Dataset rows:
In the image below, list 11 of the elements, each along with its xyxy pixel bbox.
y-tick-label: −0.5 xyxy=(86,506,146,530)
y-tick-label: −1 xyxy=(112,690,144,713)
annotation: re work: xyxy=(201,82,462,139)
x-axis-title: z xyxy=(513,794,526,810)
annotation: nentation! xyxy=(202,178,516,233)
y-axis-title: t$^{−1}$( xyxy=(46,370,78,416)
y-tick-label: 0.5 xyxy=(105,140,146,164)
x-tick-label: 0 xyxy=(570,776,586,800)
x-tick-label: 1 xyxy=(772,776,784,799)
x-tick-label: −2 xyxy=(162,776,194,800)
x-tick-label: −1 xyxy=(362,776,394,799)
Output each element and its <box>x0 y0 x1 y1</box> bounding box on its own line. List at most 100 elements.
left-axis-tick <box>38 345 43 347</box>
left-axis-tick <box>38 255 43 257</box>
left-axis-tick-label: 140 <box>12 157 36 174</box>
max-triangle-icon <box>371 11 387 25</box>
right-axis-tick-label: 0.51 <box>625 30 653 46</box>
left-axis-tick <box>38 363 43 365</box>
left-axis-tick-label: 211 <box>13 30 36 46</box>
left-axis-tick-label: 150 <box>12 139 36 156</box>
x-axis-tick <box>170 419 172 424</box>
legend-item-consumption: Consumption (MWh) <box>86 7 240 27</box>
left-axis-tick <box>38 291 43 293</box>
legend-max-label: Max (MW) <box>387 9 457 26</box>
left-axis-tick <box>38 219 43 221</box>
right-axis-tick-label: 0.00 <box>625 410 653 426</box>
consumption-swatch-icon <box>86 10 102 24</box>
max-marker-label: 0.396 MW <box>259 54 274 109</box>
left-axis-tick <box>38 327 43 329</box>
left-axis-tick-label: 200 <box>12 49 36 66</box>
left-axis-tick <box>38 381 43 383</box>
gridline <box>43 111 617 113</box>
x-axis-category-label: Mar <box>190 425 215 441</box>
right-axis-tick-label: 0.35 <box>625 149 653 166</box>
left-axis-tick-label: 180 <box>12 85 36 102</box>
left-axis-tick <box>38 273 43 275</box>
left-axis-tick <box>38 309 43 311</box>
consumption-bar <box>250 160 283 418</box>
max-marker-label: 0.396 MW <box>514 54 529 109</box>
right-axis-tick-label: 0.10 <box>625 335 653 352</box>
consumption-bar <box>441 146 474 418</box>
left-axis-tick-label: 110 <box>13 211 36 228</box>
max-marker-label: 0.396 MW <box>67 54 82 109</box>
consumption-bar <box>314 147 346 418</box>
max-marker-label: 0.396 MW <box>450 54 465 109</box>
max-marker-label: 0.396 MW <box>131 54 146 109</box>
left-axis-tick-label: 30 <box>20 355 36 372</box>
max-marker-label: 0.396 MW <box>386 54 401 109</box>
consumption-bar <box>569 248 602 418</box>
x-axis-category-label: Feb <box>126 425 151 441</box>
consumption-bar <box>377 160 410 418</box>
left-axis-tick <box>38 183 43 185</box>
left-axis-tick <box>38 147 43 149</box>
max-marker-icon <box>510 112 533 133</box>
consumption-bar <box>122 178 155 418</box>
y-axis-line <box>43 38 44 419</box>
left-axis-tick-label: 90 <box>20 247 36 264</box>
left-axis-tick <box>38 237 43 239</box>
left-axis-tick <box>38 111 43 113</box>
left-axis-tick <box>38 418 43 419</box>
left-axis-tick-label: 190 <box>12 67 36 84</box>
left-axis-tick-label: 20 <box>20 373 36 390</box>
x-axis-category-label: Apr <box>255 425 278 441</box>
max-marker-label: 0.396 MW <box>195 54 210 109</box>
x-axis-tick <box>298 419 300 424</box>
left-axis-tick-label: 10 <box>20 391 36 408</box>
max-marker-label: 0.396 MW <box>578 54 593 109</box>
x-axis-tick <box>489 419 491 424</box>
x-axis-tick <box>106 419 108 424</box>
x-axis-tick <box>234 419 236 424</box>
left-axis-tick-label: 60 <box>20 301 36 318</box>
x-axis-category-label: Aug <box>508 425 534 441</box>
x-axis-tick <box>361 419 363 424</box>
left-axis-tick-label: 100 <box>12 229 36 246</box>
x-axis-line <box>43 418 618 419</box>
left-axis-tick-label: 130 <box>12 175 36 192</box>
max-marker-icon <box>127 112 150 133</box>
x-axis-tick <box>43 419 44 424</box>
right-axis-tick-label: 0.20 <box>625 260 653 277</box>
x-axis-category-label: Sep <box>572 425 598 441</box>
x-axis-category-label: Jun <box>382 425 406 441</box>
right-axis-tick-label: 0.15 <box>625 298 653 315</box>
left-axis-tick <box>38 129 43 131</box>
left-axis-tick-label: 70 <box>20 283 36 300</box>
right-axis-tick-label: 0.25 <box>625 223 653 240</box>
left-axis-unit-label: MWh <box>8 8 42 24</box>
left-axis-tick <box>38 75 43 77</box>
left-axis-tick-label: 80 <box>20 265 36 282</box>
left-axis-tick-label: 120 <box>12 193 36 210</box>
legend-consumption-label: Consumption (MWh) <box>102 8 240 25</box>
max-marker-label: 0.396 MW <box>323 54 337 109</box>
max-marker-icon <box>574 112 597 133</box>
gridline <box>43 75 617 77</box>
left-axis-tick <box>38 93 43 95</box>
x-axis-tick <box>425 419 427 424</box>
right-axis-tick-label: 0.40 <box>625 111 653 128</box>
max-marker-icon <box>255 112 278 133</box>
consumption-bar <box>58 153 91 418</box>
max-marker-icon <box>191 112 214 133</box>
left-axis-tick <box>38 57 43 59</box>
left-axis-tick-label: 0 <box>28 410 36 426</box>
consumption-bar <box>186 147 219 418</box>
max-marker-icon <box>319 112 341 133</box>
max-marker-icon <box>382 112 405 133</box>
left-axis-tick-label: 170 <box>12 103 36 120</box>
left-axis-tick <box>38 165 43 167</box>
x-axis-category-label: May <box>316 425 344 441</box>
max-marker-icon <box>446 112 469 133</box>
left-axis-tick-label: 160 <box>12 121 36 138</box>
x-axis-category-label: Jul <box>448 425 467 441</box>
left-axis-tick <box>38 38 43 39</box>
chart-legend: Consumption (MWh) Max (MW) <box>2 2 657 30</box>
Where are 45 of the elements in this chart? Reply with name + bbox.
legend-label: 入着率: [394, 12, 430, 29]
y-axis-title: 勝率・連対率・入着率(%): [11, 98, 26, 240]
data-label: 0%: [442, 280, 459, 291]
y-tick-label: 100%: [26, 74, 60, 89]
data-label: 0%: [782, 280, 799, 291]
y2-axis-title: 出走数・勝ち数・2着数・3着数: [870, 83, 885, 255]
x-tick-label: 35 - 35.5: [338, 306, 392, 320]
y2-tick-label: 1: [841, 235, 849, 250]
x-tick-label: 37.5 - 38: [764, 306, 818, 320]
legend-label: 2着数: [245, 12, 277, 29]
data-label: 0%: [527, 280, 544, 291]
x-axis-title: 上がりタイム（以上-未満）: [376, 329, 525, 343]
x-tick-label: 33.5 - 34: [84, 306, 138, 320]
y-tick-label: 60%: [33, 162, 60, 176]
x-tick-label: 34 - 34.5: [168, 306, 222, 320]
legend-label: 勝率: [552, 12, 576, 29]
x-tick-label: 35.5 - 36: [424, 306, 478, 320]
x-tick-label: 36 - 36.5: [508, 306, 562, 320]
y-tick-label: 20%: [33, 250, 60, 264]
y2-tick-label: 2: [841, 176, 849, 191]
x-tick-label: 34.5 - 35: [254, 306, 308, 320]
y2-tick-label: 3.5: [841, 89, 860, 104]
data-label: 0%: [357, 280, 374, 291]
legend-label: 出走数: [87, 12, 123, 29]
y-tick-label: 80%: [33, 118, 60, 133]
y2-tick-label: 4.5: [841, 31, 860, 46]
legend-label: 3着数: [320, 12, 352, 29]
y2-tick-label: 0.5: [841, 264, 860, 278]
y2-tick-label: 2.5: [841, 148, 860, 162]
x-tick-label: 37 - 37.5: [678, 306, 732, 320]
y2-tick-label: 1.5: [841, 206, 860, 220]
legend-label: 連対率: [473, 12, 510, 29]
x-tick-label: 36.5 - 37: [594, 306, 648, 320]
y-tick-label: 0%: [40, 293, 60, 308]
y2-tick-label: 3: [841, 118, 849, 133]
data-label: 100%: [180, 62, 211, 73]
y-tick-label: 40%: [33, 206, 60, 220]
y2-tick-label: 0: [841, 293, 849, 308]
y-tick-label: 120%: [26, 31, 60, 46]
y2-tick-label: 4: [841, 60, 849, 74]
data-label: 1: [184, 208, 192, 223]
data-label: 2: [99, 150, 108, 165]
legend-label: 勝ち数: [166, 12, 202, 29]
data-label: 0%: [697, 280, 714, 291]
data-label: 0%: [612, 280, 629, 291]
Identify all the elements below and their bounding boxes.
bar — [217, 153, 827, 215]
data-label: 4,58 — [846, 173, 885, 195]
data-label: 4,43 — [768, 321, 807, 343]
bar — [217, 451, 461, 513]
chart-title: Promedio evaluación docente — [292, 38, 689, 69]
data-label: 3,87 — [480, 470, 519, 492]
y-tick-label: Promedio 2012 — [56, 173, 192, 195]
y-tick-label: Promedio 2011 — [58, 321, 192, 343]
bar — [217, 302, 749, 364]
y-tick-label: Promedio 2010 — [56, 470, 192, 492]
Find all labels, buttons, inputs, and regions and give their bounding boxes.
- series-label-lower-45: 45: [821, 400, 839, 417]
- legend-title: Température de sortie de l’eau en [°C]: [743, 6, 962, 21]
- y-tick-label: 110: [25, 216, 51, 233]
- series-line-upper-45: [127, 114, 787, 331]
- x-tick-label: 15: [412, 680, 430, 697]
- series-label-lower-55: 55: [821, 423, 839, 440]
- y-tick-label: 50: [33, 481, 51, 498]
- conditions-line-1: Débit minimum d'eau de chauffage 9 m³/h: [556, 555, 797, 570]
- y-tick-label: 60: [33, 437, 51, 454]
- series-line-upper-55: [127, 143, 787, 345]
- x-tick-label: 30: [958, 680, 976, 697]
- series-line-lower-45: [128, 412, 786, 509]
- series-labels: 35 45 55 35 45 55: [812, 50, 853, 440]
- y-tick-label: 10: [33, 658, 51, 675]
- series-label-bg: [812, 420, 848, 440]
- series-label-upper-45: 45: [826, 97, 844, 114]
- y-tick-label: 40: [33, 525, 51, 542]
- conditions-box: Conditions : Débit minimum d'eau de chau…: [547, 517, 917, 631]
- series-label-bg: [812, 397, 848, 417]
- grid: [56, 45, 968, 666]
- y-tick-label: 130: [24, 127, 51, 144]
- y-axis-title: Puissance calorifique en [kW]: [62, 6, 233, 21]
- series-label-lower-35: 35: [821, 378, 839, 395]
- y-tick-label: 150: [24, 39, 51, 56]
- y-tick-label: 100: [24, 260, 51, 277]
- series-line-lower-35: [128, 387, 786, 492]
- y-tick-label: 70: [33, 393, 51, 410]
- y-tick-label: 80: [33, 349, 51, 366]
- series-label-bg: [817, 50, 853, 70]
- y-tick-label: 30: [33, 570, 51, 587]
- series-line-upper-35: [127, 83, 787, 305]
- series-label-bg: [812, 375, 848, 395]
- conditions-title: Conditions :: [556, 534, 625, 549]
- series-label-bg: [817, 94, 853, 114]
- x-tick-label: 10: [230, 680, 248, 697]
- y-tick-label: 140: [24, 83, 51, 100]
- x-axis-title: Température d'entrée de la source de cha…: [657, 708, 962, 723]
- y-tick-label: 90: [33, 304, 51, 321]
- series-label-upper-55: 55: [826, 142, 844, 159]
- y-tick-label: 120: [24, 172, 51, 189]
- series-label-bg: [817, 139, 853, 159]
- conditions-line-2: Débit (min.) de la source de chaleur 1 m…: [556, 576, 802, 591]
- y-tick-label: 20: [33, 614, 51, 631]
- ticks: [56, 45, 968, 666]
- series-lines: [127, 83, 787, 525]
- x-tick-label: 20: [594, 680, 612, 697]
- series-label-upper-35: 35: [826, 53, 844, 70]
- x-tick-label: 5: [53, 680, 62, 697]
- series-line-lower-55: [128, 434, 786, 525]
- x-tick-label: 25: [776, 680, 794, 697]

▶ **INSTRUCTION**
Reproduce the records from the first line up to and including the line containing "max-marker-label: 0.396 MW <box>131", substituting "usage-bar" for "consumption-bar" and leaving everything else unchanged.

▶ **THE SOLUTION**
In the image below, list 11 of the elements, each along with its xyxy pixel bbox.
y-tick-label: −0.5 xyxy=(86,506,146,530)
y-tick-label: −1 xyxy=(112,690,144,713)
annotation: re work: xyxy=(201,82,462,139)
x-axis-title: z xyxy=(513,794,526,810)
annotation: nentation! xyxy=(202,178,516,233)
y-axis-title: t$^{−1}$( xyxy=(46,370,78,416)
y-tick-label: 0.5 xyxy=(105,140,146,164)
x-tick-label: 0 xyxy=(570,776,586,800)
x-tick-label: 1 xyxy=(772,776,784,799)
x-tick-label: −2 xyxy=(162,776,194,800)
x-tick-label: −1 xyxy=(362,776,394,799)
Output each element and its <box>x0 y0 x1 y1</box> bounding box on its own line. List at most 100 elements.
left-axis-tick <box>38 345 43 347</box>
left-axis-tick <box>38 255 43 257</box>
left-axis-tick-label: 140 <box>12 157 36 174</box>
max-triangle-icon <box>371 11 387 25</box>
right-axis-tick-label: 0.51 <box>625 30 653 46</box>
left-axis-tick <box>38 363 43 365</box>
left-axis-tick-label: 211 <box>13 30 36 46</box>
left-axis-tick-label: 150 <box>12 139 36 156</box>
x-axis-tick <box>170 419 172 424</box>
legend-item-consumption: Consumption (MWh) <box>86 7 240 27</box>
left-axis-tick <box>38 291 43 293</box>
legend-max-label: Max (MW) <box>387 9 457 26</box>
left-axis-tick <box>38 219 43 221</box>
right-axis-tick-label: 0.00 <box>625 410 653 426</box>
consumption-swatch-icon <box>86 10 102 24</box>
max-marker-label: 0.396 MW <box>259 54 274 109</box>
left-axis-tick <box>38 327 43 329</box>
left-axis-tick-label: 200 <box>12 49 36 66</box>
left-axis-tick <box>38 381 43 383</box>
gridline <box>43 111 617 113</box>
x-axis-category-label: Mar <box>190 425 215 441</box>
right-axis-tick-label: 0.35 <box>625 149 653 166</box>
left-axis-tick-label: 180 <box>12 85 36 102</box>
left-axis-tick <box>38 273 43 275</box>
left-axis-tick <box>38 309 43 311</box>
usage-bar <box>250 160 283 418</box>
max-marker-label: 0.396 MW <box>514 54 529 109</box>
right-axis-tick-label: 0.10 <box>625 335 653 352</box>
usage-bar <box>441 146 474 418</box>
left-axis-tick-label: 110 <box>13 211 36 228</box>
max-marker-label: 0.396 MW <box>67 54 82 109</box>
usage-bar <box>314 147 346 418</box>
max-marker-label: 0.396 MW <box>450 54 465 109</box>
max-marker-label: 0.396 MW <box>131 54 146 109</box>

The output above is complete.